* **Challenge**
Lines containing the word "structured" are the ones to copy from the records below.

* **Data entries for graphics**

□ □ □ □ □

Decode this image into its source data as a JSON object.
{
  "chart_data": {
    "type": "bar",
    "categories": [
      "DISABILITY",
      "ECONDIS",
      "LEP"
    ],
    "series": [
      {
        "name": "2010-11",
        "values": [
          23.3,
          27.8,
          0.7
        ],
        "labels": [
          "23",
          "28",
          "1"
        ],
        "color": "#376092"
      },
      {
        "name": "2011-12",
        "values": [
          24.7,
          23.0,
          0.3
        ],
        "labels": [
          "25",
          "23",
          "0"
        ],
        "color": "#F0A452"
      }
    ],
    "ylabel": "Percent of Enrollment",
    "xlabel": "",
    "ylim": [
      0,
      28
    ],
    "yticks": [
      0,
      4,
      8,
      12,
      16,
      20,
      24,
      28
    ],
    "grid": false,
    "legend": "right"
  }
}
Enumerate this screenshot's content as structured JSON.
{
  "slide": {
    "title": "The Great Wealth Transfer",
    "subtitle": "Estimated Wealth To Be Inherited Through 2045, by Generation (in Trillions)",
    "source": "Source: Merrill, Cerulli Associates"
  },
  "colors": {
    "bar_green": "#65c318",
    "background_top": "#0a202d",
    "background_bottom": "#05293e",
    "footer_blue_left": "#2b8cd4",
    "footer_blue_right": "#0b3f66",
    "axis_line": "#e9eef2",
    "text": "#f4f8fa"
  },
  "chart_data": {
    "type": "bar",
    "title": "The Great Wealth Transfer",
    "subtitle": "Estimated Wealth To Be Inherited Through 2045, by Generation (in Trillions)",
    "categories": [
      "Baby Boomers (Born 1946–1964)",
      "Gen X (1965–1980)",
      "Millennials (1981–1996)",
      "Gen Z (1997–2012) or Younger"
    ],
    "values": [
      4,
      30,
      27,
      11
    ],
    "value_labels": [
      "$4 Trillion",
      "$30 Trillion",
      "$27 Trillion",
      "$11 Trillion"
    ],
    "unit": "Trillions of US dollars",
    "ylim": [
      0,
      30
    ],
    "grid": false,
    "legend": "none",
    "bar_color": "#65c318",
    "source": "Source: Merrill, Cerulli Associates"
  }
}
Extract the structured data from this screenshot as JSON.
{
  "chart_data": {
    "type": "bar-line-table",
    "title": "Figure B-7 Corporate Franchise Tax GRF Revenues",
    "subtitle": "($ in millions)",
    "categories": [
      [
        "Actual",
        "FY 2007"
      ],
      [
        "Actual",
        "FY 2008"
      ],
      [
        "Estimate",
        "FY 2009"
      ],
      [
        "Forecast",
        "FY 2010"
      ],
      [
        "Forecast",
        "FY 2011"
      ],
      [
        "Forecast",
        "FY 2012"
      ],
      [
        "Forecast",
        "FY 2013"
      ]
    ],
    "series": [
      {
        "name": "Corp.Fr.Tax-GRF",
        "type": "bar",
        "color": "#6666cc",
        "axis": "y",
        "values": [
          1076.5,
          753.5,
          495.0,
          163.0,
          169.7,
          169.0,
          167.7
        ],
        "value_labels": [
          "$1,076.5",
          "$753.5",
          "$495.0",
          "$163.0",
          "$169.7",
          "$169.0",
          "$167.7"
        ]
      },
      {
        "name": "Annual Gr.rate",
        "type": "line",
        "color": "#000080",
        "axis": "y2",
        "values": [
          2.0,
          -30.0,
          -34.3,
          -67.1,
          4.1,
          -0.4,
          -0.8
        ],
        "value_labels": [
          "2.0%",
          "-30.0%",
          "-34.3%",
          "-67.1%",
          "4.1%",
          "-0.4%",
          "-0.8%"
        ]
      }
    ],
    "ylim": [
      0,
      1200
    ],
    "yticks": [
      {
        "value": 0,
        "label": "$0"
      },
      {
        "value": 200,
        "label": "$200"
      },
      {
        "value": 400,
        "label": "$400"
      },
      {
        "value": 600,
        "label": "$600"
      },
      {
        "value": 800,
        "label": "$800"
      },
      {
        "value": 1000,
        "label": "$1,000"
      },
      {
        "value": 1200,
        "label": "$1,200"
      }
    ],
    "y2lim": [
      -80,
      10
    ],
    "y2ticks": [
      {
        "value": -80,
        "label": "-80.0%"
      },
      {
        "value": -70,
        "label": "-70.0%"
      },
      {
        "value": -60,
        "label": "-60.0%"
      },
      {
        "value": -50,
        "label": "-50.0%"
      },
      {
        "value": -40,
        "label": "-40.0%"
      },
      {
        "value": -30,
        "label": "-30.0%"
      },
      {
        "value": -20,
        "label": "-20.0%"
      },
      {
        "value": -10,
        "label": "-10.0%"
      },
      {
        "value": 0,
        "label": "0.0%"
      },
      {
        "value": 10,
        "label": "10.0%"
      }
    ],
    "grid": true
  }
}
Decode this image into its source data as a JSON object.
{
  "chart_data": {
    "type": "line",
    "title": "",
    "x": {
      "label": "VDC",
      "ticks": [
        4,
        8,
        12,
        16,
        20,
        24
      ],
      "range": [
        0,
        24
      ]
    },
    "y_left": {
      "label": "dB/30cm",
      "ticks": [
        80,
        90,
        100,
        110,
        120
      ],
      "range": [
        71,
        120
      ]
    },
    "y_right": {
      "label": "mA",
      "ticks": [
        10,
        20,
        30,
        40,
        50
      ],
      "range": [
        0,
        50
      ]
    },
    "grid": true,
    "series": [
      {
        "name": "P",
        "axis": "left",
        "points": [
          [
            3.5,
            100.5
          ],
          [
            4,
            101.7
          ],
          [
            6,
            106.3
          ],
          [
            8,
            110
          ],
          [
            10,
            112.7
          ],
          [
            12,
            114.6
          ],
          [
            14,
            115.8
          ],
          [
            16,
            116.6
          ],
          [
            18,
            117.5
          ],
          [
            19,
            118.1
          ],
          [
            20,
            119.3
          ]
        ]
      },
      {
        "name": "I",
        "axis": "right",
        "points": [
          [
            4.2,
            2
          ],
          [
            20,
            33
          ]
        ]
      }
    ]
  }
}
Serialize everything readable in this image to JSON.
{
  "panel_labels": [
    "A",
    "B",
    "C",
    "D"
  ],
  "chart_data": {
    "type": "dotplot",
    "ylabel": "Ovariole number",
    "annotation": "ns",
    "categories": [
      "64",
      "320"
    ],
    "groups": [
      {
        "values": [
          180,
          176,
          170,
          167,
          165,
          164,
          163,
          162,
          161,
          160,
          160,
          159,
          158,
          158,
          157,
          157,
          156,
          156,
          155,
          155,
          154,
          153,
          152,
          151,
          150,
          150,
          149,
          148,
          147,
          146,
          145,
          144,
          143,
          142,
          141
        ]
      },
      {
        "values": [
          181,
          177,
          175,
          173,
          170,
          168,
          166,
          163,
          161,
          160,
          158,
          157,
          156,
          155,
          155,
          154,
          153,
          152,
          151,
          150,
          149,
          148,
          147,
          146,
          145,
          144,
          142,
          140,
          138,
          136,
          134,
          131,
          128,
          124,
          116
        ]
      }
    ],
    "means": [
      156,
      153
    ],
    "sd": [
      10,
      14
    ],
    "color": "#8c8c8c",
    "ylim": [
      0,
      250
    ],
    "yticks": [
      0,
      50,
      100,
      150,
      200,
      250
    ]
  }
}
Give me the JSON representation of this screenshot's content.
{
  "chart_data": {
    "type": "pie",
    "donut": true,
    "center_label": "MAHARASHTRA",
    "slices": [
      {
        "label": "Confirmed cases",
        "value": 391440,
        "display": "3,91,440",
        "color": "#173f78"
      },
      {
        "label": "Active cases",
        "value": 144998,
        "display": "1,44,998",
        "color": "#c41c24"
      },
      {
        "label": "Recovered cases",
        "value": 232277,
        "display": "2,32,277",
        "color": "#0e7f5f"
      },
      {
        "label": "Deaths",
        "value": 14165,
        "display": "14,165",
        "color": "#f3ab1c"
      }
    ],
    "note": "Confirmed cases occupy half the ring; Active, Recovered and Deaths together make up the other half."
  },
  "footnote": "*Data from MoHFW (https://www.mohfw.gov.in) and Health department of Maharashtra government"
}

□ □ □ □ □

* **Exercise solution**
Enumerate this screenshot's content as structured JSON.
Extract the structured data from this screenshot as JSON.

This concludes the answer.